Search the records that follow and extract every line containing the string "accuracy".
----
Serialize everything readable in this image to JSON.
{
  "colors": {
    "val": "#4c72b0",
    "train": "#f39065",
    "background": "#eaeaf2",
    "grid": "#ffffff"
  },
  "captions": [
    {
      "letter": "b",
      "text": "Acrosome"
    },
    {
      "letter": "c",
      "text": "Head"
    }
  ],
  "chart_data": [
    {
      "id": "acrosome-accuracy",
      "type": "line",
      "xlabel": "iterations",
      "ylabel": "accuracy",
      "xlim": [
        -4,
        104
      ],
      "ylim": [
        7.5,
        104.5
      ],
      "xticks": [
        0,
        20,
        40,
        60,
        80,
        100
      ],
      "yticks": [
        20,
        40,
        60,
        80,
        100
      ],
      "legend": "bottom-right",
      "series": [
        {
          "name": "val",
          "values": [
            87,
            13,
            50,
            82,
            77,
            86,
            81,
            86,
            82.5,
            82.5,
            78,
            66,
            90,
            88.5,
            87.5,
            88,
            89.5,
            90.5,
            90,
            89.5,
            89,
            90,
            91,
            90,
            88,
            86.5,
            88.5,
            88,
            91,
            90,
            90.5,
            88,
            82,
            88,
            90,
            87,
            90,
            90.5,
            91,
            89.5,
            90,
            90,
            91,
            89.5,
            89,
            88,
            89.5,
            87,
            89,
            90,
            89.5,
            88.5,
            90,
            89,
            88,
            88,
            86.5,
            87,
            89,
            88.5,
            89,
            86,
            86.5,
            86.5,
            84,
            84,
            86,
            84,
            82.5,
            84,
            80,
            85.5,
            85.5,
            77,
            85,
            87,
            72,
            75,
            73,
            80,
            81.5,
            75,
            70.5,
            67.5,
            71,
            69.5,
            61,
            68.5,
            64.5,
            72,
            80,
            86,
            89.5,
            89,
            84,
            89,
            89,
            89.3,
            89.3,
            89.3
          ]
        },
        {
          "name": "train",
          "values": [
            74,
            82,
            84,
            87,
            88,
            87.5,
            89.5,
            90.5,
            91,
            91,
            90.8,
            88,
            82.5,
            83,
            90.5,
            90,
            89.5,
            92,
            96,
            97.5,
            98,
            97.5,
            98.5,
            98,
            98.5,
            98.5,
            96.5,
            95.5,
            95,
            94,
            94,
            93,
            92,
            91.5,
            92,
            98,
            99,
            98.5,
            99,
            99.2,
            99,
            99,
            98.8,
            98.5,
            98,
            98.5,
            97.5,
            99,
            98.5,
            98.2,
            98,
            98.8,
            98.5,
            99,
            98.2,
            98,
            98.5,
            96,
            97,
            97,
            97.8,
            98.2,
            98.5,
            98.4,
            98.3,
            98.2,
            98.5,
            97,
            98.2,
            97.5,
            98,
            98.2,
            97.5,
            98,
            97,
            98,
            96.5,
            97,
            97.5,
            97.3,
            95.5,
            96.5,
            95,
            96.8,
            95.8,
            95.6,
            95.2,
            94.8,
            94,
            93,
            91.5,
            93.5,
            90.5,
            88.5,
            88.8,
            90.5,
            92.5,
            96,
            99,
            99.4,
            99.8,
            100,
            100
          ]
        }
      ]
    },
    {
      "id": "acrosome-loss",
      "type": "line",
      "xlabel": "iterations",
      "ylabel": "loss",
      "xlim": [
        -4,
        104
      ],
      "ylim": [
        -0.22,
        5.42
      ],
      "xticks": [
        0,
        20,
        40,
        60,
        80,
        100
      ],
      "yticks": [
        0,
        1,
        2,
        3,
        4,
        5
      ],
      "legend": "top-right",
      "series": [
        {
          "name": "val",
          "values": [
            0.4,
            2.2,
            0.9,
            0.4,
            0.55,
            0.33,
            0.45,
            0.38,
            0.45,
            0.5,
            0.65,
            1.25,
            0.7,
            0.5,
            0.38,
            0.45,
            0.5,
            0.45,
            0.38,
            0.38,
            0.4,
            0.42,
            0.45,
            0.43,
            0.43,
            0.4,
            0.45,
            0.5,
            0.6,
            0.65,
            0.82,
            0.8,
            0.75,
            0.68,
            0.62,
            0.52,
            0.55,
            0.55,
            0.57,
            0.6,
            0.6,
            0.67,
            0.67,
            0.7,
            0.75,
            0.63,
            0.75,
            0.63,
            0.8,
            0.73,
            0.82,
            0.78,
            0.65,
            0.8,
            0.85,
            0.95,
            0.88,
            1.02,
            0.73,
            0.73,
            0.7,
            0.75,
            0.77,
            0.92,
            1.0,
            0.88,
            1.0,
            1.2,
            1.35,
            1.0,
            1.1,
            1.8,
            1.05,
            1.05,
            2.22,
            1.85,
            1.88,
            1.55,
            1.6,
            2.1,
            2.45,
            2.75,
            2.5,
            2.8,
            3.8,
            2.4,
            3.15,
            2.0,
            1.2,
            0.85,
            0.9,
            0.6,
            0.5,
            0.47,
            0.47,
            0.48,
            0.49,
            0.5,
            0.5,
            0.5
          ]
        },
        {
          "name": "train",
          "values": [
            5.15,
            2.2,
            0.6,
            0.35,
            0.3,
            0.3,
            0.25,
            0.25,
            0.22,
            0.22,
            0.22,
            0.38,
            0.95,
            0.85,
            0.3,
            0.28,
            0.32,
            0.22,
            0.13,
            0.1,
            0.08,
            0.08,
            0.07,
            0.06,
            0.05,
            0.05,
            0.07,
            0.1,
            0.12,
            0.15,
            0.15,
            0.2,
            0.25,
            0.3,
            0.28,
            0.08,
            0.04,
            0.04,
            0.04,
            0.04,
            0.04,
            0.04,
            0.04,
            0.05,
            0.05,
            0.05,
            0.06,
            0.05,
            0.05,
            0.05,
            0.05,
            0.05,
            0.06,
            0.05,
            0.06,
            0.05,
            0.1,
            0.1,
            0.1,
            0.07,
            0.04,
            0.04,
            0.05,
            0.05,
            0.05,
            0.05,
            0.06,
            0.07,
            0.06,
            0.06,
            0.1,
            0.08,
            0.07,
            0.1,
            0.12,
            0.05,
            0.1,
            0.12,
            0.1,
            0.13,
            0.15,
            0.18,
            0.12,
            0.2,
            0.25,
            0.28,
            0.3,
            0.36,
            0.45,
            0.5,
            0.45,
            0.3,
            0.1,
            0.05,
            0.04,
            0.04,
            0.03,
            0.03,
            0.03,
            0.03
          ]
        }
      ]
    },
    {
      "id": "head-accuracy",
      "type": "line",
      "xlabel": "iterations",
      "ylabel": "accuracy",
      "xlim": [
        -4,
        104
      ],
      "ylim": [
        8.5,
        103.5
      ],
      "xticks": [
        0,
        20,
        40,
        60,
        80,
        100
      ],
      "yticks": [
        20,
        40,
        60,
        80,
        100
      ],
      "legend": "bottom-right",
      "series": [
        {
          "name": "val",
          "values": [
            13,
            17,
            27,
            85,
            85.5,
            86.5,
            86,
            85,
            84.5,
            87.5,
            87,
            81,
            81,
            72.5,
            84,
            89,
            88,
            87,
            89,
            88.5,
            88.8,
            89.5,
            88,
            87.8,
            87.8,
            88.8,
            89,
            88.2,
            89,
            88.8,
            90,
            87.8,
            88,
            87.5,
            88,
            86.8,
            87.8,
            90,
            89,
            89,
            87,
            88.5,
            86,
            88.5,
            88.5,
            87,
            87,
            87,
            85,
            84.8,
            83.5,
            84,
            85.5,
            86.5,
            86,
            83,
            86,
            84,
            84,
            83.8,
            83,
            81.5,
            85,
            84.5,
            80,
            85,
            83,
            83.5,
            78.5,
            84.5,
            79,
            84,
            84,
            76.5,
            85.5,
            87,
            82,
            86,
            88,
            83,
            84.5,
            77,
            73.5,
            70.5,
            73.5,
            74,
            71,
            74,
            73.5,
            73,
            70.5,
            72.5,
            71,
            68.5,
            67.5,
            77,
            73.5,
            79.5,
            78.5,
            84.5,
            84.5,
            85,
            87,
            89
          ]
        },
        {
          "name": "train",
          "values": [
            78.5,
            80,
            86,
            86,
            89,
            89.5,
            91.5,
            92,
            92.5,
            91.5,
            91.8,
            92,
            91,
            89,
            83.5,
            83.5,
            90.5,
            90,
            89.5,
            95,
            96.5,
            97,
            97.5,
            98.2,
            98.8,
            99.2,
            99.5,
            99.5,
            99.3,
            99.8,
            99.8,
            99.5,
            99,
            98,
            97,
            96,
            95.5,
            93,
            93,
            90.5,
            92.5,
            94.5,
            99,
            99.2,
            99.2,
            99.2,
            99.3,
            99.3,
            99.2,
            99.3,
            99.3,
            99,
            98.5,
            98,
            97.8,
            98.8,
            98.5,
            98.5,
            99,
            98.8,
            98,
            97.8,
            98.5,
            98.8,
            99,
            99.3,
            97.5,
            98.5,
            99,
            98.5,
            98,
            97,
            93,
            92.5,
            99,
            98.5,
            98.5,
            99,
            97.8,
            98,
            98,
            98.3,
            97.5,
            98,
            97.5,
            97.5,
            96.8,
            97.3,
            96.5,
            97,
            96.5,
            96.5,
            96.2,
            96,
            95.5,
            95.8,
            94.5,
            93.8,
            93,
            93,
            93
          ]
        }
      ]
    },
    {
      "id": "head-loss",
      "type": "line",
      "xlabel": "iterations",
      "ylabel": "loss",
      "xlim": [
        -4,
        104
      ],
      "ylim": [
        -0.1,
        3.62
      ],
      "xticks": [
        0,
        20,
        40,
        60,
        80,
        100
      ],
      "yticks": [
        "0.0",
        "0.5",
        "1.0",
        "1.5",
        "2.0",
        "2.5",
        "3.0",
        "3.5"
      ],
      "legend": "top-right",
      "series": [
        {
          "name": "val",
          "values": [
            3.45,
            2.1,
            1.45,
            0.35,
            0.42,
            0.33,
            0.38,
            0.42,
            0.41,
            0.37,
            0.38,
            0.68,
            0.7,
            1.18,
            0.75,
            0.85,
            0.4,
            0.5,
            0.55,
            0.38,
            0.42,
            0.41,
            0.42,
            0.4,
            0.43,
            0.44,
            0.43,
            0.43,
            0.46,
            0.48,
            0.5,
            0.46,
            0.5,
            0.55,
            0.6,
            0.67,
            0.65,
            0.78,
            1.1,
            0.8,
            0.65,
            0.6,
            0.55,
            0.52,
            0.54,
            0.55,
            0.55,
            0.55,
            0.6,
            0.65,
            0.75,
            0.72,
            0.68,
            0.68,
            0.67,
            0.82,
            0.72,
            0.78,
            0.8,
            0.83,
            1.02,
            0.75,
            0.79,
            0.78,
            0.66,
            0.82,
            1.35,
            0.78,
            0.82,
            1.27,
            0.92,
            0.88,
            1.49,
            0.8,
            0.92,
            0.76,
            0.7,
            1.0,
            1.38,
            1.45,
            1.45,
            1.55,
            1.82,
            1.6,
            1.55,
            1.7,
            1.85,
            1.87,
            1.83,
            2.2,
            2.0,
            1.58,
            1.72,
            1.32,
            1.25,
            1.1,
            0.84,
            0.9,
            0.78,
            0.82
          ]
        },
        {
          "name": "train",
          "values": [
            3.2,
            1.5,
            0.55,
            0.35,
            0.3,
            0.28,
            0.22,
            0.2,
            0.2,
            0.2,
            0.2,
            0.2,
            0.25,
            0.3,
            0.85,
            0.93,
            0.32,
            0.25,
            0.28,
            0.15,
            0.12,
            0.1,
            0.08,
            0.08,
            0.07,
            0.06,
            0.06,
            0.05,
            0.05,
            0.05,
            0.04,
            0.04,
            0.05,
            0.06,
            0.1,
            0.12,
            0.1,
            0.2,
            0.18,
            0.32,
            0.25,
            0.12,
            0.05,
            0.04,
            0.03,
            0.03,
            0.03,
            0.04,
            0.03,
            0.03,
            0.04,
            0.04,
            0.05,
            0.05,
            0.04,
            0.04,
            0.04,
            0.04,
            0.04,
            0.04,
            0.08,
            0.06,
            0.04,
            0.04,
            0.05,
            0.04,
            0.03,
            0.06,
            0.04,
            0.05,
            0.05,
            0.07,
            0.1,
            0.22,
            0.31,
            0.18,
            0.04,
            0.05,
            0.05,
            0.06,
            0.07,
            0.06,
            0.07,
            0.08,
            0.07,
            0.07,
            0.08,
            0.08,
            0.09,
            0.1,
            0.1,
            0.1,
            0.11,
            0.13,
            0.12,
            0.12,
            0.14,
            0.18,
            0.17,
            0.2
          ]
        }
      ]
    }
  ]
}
----
Answer for the task -
      "id": "acrosome-accuracy",
      "ylabel": "accuracy",
      "id": "head-accuracy",
      "ylabel": "accuracy",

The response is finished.